- SUPPLIED MATERIAL -
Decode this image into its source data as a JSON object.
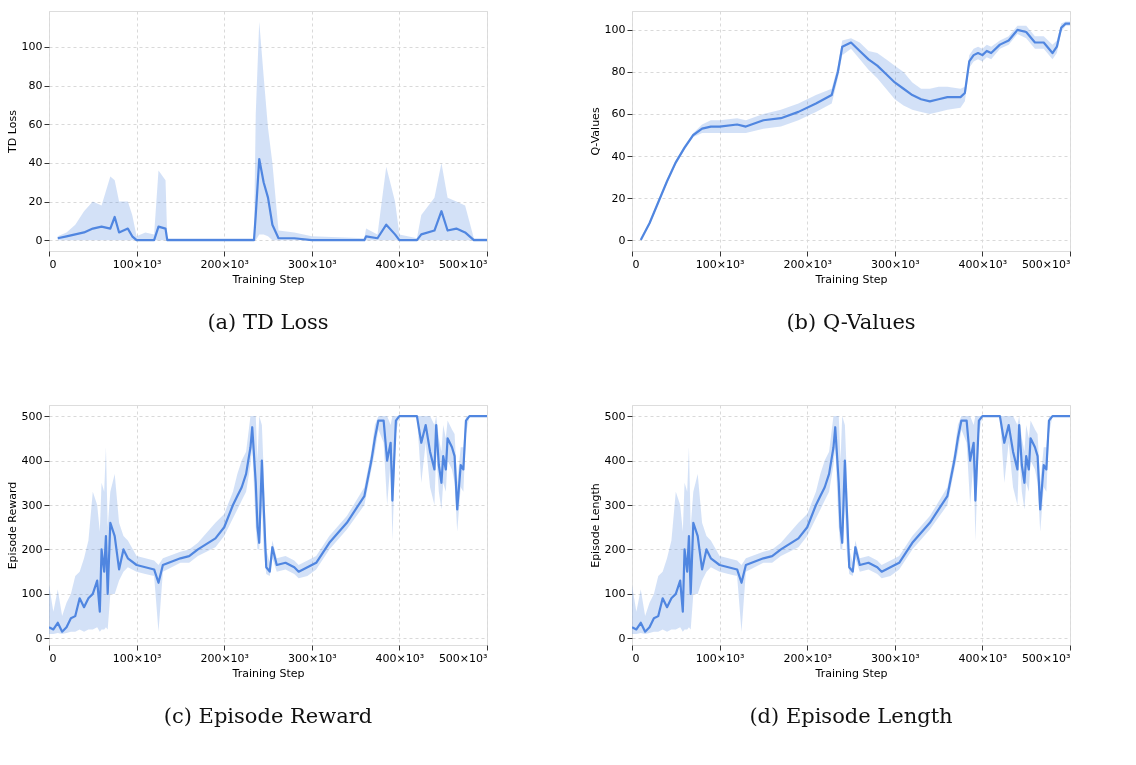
{
  "chart_data": [
    {
      "type": "line",
      "title": "(a) TD Loss",
      "xlabel": "Training Step",
      "ylabel": "TD Loss",
      "xlim": [
        0,
        500000
      ],
      "ylim": [
        -5.6,
        118.6
      ],
      "grid": true,
      "xticks": [
        {
          "value": 0,
          "label": "0"
        },
        {
          "value": 100000,
          "label": "100×10³"
        },
        {
          "value": 200000,
          "label": "200×10³"
        },
        {
          "value": 300000,
          "label": "300×10³"
        },
        {
          "value": 400000,
          "label": "400×10³"
        },
        {
          "value": 500000,
          "label": "500×10³"
        }
      ],
      "yticks": [
        0,
        20,
        40,
        60,
        80,
        100
      ],
      "series": [
        {
          "color": "#5086e0",
          "x": [
            10000,
            20000,
            30000,
            40000,
            50000,
            60000,
            70000,
            75000,
            80000,
            90000,
            95000,
            100000,
            110000,
            120000,
            125000,
            133000,
            135000,
            150000,
            200000,
            234000,
            236000,
            240000,
            245000,
            250000,
            255000,
            262000,
            280000,
            300000,
            360000,
            362000,
            375000,
            385000,
            395000,
            400000,
            420000,
            425000,
            440000,
            448000,
            455000,
            465000,
            475000,
            485000,
            500000
          ],
          "values": [
            1,
            2,
            3,
            4,
            6,
            7,
            6,
            12,
            4,
            6,
            2,
            0,
            0,
            0,
            7,
            6,
            0,
            0,
            0,
            0,
            13,
            42,
            30,
            22,
            8,
            1,
            1,
            0,
            0,
            2,
            1,
            8,
            3,
            0,
            0,
            3,
            5,
            15,
            5,
            6,
            4,
            0,
            0
          ],
          "lower": [
            0,
            0,
            0,
            0,
            0,
            0,
            0,
            0,
            0,
            0,
            0,
            0,
            0,
            0,
            0,
            0,
            0,
            0,
            0,
            0,
            0,
            3,
            3,
            2,
            0,
            0,
            0,
            0,
            0,
            0,
            0,
            0,
            0,
            0,
            0,
            0,
            0,
            0,
            0,
            0,
            0,
            0,
            0
          ],
          "upper": [
            2,
            4,
            8,
            15,
            20,
            18,
            33,
            31,
            20,
            20,
            13,
            2,
            4,
            3,
            36,
            31,
            1,
            1,
            1,
            1,
            65,
            113,
            85,
            58,
            40,
            5,
            4,
            2,
            1,
            6,
            3,
            38,
            20,
            3,
            1,
            13,
            22,
            40,
            22,
            20,
            18,
            1,
            1
          ]
        }
      ]
    },
    {
      "type": "line",
      "title": "(b) Q-Values",
      "xlabel": "Training Step",
      "ylabel": "Q-Values",
      "xlim": [
        0,
        500000
      ],
      "ylim": [
        -5.2,
        109
      ],
      "grid": true,
      "xticks": [
        {
          "value": 0,
          "label": "0"
        },
        {
          "value": 100000,
          "label": "100×10³"
        },
        {
          "value": 200000,
          "label": "200×10³"
        },
        {
          "value": 300000,
          "label": "300×10³"
        },
        {
          "value": 400000,
          "label": "400×10³"
        },
        {
          "value": 500000,
          "label": "500×10³"
        }
      ],
      "yticks": [
        0,
        20,
        40,
        60,
        80,
        100
      ],
      "series": [
        {
          "color": "#5086e0",
          "x": [
            10000,
            20000,
            30000,
            40000,
            50000,
            60000,
            70000,
            80000,
            90000,
            100000,
            120000,
            130000,
            150000,
            170000,
            190000,
            210000,
            228000,
            235000,
            240000,
            250000,
            260000,
            270000,
            280000,
            290000,
            300000,
            310000,
            320000,
            330000,
            340000,
            350000,
            360000,
            375000,
            380000,
            385000,
            390000,
            395000,
            400000,
            405000,
            410000,
            420000,
            430000,
            440000,
            450000,
            460000,
            470000,
            480000,
            485000,
            490000,
            495000,
            500000
          ],
          "values": [
            0,
            8,
            18,
            28,
            37,
            44,
            50,
            53,
            54,
            54,
            55,
            54,
            57,
            58,
            61,
            65,
            69,
            80,
            92,
            94,
            90,
            86,
            83,
            79,
            75,
            72,
            69,
            67,
            66,
            67,
            68,
            68,
            70,
            85,
            88,
            89,
            88,
            90,
            89,
            93,
            95,
            100,
            99,
            94,
            94,
            89,
            92,
            101,
            103,
            103
          ],
          "lower": [
            0,
            7,
            17,
            27,
            36,
            43,
            49,
            51,
            51,
            51,
            51,
            51,
            53,
            54,
            57,
            61,
            65,
            77,
            88,
            91,
            86,
            81,
            77,
            72,
            67,
            64,
            62,
            61,
            60,
            61,
            62,
            63,
            66,
            82,
            85,
            86,
            85,
            87,
            86,
            91,
            93,
            98,
            96,
            91,
            91,
            86,
            89,
            99,
            102,
            102
          ],
          "upper": [
            1,
            9,
            19,
            29,
            38,
            45,
            51,
            55,
            57,
            57,
            58,
            57,
            60,
            62,
            65,
            69,
            72,
            83,
            95,
            96,
            94,
            90,
            89,
            86,
            83,
            80,
            75,
            72,
            72,
            73,
            73,
            72,
            73,
            88,
            91,
            92,
            91,
            93,
            92,
            95,
            97,
            102,
            102,
            97,
            97,
            93,
            95,
            103,
            104,
            104
          ]
        }
      ]
    },
    {
      "type": "line",
      "title": "(c) Episode Reward",
      "xlabel": "Training Step",
      "ylabel": "Episode Reward",
      "xlim": [
        0,
        500000
      ],
      "ylim": [
        -15,
        525
      ],
      "grid": true,
      "xticks": [
        {
          "value": 0,
          "label": "0"
        },
        {
          "value": 100000,
          "label": "100×10³"
        },
        {
          "value": 200000,
          "label": "200×10³"
        },
        {
          "value": 300000,
          "label": "300×10³"
        },
        {
          "value": 400000,
          "label": "400×10³"
        },
        {
          "value": 500000,
          "label": "500×10³"
        }
      ],
      "yticks": [
        0,
        100,
        200,
        300,
        400,
        500
      ],
      "series": [
        {
          "color": "#5086e0",
          "x": [
            0,
            5000,
            10000,
            15000,
            20000,
            25000,
            30000,
            35000,
            40000,
            45000,
            50000,
            55000,
            58000,
            60000,
            63000,
            65000,
            67000,
            70000,
            75000,
            80000,
            85000,
            90000,
            100000,
            110000,
            120000,
            125000,
            130000,
            150000,
            160000,
            170000,
            190000,
            200000,
            210000,
            215000,
            220000,
            225000,
            230000,
            232000,
            236000,
            238000,
            240000,
            243000,
            245000,
            248000,
            252000,
            255000,
            260000,
            270000,
            280000,
            285000,
            295000,
            305000,
            320000,
            340000,
            360000,
            368000,
            372000,
            376000,
            382000,
            386000,
            390000,
            392000,
            396000,
            400000,
            420000,
            425000,
            430000,
            435000,
            440000,
            442000,
            445000,
            448000,
            450000,
            453000,
            455000,
            460000,
            463000,
            466000,
            470000,
            473000,
            476000,
            480000,
            500000
          ],
          "values": [
            25,
            20,
            35,
            15,
            25,
            45,
            50,
            90,
            70,
            90,
            100,
            130,
            60,
            200,
            150,
            230,
            100,
            260,
            230,
            155,
            200,
            180,
            165,
            160,
            155,
            125,
            165,
            180,
            185,
            200,
            225,
            250,
            300,
            320,
            340,
            370,
            430,
            475,
            350,
            250,
            215,
            400,
            300,
            160,
            150,
            205,
            165,
            170,
            160,
            150,
            160,
            170,
            215,
            260,
            320,
            400,
            450,
            490,
            490,
            400,
            440,
            310,
            490,
            500,
            500,
            440,
            480,
            420,
            380,
            480,
            390,
            350,
            410,
            380,
            450,
            430,
            410,
            290,
            390,
            380,
            490,
            500,
            500
          ],
          "lower": [
            10,
            10,
            12,
            10,
            12,
            15,
            15,
            20,
            15,
            20,
            20,
            25,
            15,
            20,
            20,
            25,
            20,
            100,
            100,
            130,
            150,
            160,
            150,
            145,
            140,
            15,
            150,
            170,
            170,
            185,
            205,
            230,
            270,
            290,
            310,
            330,
            390,
            430,
            250,
            200,
            200,
            300,
            200,
            145,
            140,
            180,
            150,
            155,
            145,
            135,
            140,
            155,
            200,
            245,
            300,
            380,
            420,
            470,
            440,
            300,
            400,
            220,
            460,
            500,
            500,
            350,
            440,
            340,
            300,
            420,
            330,
            290,
            350,
            330,
            400,
            380,
            350,
            240,
            340,
            330,
            460,
            500,
            500
          ],
          "upper": [
            120,
            60,
            110,
            50,
            80,
            100,
            140,
            150,
            180,
            220,
            330,
            300,
            240,
            350,
            330,
            430,
            250,
            330,
            370,
            260,
            230,
            220,
            185,
            180,
            175,
            165,
            180,
            195,
            200,
            215,
            260,
            280,
            330,
            370,
            400,
            420,
            500,
            500,
            500,
            400,
            500,
            480,
            380,
            200,
            170,
            220,
            180,
            185,
            175,
            165,
            175,
            185,
            230,
            275,
            340,
            420,
            480,
            500,
            500,
            500,
            480,
            500,
            500,
            500,
            500,
            500,
            500,
            500,
            480,
            500,
            450,
            420,
            480,
            450,
            490,
            470,
            460,
            350,
            430,
            430,
            500,
            500,
            500
          ]
        }
      ]
    },
    {
      "type": "line",
      "title": "(d) Episode Length",
      "xlabel": "Training Step",
      "ylabel": "Episode Length",
      "xlim": [
        0,
        500000
      ],
      "ylim": [
        -15,
        525
      ],
      "grid": true,
      "xticks": [
        {
          "value": 0,
          "label": "0"
        },
        {
          "value": 100000,
          "label": "100×10³"
        },
        {
          "value": 200000,
          "label": "200×10³"
        },
        {
          "value": 300000,
          "label": "300×10³"
        },
        {
          "value": 400000,
          "label": "400×10³"
        },
        {
          "value": 500000,
          "label": "500×10³"
        }
      ],
      "yticks": [
        0,
        100,
        200,
        300,
        400,
        500
      ],
      "series": [
        {
          "color": "#5086e0",
          "x": [
            0,
            5000,
            10000,
            15000,
            20000,
            25000,
            30000,
            35000,
            40000,
            45000,
            50000,
            55000,
            58000,
            60000,
            63000,
            65000,
            67000,
            70000,
            75000,
            80000,
            85000,
            90000,
            100000,
            110000,
            120000,
            125000,
            130000,
            150000,
            160000,
            170000,
            190000,
            200000,
            210000,
            215000,
            220000,
            225000,
            230000,
            232000,
            236000,
            238000,
            240000,
            243000,
            245000,
            248000,
            252000,
            255000,
            260000,
            270000,
            280000,
            285000,
            295000,
            305000,
            320000,
            340000,
            360000,
            368000,
            372000,
            376000,
            382000,
            386000,
            390000,
            392000,
            396000,
            400000,
            420000,
            425000,
            430000,
            435000,
            440000,
            442000,
            445000,
            448000,
            450000,
            453000,
            455000,
            460000,
            463000,
            466000,
            470000,
            473000,
            476000,
            480000,
            500000
          ],
          "values": [
            25,
            20,
            35,
            15,
            25,
            45,
            50,
            90,
            70,
            90,
            100,
            130,
            60,
            200,
            150,
            230,
            100,
            260,
            230,
            155,
            200,
            180,
            165,
            160,
            155,
            125,
            165,
            180,
            185,
            200,
            225,
            250,
            300,
            320,
            340,
            370,
            430,
            475,
            350,
            250,
            215,
            400,
            300,
            160,
            150,
            205,
            165,
            170,
            160,
            150,
            160,
            170,
            215,
            260,
            320,
            400,
            450,
            490,
            490,
            400,
            440,
            310,
            490,
            500,
            500,
            440,
            480,
            420,
            380,
            480,
            390,
            350,
            410,
            380,
            450,
            430,
            410,
            290,
            390,
            380,
            490,
            500,
            500
          ],
          "lower": [
            10,
            10,
            12,
            10,
            12,
            15,
            15,
            20,
            15,
            20,
            20,
            25,
            15,
            20,
            20,
            25,
            20,
            100,
            100,
            130,
            150,
            160,
            150,
            145,
            140,
            15,
            150,
            170,
            170,
            185,
            205,
            230,
            270,
            290,
            310,
            330,
            390,
            430,
            250,
            200,
            200,
            300,
            200,
            145,
            140,
            180,
            150,
            155,
            145,
            135,
            140,
            155,
            200,
            245,
            300,
            380,
            420,
            470,
            440,
            300,
            400,
            220,
            460,
            500,
            500,
            350,
            440,
            340,
            300,
            420,
            330,
            290,
            350,
            330,
            400,
            380,
            350,
            240,
            340,
            330,
            460,
            500,
            500
          ],
          "upper": [
            120,
            60,
            110,
            50,
            80,
            100,
            140,
            150,
            180,
            220,
            330,
            300,
            240,
            350,
            330,
            430,
            250,
            330,
            370,
            260,
            230,
            220,
            185,
            180,
            175,
            165,
            180,
            195,
            200,
            215,
            260,
            280,
            330,
            370,
            400,
            420,
            500,
            500,
            500,
            400,
            500,
            480,
            380,
            200,
            170,
            220,
            180,
            185,
            175,
            165,
            175,
            185,
            230,
            275,
            340,
            420,
            480,
            500,
            500,
            500,
            480,
            500,
            500,
            500,
            500,
            500,
            500,
            500,
            480,
            500,
            450,
            420,
            480,
            450,
            490,
            470,
            460,
            350,
            430,
            430,
            500,
            500,
            500
          ]
        }
      ]
    }
  ]
}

- EXERCISE GOAL -
Copy each line of the records containing the string "title".

- SOLVED EXERCISE -
      "title": "(a) TD Loss",
      "title": "(b) Q-Values",
      "title": "(c) Episode Reward",
      "title": "(d) Episode Length",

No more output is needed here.